» **Do this**: Count the lines in the entries below that contain the string "small". Reply with that number and nothing else.

» **Listed entries**:
——
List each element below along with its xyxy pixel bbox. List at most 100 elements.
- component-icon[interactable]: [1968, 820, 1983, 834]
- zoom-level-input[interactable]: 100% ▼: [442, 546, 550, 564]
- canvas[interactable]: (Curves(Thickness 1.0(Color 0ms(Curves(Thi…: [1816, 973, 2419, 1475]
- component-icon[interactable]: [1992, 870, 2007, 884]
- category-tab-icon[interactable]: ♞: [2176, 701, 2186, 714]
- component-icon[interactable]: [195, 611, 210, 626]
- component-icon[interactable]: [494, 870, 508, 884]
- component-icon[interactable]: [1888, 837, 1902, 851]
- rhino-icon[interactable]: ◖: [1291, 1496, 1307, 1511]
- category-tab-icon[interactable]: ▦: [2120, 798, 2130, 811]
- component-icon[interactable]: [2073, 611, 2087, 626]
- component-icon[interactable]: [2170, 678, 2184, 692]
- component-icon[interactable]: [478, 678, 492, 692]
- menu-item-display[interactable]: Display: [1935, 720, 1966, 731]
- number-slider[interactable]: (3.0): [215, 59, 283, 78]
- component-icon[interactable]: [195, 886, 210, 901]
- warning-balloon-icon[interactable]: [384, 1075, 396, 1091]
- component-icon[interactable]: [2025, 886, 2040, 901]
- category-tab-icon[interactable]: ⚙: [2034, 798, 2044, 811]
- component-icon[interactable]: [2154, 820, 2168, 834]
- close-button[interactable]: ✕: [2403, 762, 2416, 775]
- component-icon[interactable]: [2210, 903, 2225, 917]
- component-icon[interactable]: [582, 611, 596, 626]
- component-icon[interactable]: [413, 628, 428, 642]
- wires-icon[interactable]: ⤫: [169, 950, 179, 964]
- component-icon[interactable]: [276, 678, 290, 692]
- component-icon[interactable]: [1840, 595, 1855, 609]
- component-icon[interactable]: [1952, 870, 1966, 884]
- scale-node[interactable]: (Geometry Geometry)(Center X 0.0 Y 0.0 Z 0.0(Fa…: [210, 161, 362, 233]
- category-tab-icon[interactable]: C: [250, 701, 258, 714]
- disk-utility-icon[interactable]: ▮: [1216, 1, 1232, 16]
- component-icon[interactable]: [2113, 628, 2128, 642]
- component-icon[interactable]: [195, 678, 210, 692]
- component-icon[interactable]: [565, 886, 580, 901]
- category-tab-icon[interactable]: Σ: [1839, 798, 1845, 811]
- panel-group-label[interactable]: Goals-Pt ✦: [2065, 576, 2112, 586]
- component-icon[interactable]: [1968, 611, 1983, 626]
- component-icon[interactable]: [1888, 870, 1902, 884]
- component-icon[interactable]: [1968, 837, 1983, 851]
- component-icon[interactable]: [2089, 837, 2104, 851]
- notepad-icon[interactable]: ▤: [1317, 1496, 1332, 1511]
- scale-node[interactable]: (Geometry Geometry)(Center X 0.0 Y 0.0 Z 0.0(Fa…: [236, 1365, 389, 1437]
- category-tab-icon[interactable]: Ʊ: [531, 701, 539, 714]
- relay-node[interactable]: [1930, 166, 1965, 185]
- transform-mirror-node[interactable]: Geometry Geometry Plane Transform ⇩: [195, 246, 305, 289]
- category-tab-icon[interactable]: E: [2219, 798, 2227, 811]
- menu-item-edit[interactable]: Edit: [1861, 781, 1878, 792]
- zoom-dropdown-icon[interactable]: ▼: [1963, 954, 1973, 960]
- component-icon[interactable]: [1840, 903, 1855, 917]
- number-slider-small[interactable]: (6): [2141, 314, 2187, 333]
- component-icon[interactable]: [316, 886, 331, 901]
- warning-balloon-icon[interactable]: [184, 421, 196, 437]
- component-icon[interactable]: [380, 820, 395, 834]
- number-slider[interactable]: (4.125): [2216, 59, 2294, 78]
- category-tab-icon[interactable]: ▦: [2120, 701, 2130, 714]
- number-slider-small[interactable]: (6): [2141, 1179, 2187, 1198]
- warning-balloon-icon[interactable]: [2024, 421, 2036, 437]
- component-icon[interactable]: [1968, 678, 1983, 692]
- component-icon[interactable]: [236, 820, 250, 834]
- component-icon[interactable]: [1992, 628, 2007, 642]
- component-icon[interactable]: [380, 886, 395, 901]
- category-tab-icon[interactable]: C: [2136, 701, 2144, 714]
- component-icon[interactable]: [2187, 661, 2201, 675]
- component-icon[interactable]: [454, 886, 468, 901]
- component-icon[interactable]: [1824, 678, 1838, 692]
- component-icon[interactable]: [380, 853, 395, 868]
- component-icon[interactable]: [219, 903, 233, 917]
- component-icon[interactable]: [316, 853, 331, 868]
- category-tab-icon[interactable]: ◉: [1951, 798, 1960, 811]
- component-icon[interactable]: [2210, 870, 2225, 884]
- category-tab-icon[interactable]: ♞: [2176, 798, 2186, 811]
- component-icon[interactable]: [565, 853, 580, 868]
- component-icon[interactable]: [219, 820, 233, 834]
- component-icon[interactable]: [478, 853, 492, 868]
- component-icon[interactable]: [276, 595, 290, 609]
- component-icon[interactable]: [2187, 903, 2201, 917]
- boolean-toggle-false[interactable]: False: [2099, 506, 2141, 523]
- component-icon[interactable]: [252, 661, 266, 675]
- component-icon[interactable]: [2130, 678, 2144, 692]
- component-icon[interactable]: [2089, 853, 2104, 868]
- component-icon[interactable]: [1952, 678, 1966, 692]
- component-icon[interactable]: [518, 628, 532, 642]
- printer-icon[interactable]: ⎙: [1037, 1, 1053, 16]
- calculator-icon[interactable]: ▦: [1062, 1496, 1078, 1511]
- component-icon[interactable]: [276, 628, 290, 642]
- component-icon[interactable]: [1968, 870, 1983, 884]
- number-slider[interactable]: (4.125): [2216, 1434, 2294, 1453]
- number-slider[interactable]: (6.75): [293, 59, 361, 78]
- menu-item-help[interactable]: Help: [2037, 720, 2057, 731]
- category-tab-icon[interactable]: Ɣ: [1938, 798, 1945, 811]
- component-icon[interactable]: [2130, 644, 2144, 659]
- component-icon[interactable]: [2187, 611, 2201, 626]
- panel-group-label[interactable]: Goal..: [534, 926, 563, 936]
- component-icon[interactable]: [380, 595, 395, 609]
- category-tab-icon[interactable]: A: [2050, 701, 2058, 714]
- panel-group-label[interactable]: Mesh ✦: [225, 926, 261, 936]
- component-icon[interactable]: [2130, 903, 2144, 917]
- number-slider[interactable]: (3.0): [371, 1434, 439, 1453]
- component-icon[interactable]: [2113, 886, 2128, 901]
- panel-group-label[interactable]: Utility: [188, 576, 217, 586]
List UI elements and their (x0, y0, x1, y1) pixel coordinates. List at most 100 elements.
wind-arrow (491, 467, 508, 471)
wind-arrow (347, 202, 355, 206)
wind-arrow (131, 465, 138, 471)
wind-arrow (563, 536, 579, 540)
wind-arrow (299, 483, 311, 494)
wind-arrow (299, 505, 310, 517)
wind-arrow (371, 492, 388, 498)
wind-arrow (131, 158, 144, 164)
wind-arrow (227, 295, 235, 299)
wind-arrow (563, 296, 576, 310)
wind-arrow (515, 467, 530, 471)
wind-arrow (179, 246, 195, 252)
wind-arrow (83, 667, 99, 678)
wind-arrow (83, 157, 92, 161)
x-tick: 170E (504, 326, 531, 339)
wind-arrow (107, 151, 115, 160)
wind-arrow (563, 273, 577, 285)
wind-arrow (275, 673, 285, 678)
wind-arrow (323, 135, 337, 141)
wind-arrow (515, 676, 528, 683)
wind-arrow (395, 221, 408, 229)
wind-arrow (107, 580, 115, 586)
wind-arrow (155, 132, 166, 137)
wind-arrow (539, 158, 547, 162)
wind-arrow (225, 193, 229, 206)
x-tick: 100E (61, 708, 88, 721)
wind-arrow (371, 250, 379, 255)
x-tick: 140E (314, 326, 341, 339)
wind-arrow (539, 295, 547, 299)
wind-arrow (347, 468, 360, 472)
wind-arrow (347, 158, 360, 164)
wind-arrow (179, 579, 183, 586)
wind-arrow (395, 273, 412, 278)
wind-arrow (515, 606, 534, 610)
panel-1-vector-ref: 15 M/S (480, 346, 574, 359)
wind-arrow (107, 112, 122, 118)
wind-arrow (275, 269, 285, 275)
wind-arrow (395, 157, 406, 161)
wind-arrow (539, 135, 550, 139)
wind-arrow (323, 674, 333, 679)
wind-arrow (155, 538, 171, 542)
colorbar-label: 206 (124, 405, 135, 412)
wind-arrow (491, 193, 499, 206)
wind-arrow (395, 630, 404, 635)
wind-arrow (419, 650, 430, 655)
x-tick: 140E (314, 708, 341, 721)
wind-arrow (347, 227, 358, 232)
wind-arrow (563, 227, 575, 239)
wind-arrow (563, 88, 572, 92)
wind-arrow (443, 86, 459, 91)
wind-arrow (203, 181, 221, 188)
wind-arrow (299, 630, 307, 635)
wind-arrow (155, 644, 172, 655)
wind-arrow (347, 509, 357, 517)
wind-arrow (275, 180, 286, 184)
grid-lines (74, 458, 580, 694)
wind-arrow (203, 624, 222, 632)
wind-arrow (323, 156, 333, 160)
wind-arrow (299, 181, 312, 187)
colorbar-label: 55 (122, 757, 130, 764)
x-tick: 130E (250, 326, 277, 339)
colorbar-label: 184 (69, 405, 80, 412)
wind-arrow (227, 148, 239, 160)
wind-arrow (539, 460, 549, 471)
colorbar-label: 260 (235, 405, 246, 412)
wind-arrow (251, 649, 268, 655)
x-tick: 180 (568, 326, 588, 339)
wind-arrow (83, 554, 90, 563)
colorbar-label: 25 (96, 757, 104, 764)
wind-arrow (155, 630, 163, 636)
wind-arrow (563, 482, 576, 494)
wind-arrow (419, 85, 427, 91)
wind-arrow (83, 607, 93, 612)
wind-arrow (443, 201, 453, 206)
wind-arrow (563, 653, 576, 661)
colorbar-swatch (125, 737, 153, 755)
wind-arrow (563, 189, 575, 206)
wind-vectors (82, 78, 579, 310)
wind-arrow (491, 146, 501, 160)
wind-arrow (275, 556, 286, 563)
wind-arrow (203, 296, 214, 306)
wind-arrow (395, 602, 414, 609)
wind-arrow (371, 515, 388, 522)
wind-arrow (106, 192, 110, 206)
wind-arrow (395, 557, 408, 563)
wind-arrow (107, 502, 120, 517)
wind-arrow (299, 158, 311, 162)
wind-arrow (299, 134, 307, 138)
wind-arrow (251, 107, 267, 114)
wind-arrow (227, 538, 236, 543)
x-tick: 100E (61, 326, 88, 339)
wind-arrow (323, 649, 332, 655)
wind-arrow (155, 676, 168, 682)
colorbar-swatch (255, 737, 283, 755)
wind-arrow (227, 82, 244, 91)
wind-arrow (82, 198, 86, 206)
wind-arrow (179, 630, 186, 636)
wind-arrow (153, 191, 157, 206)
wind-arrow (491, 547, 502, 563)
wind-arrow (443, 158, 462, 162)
——
» **Response to the exercise**: 2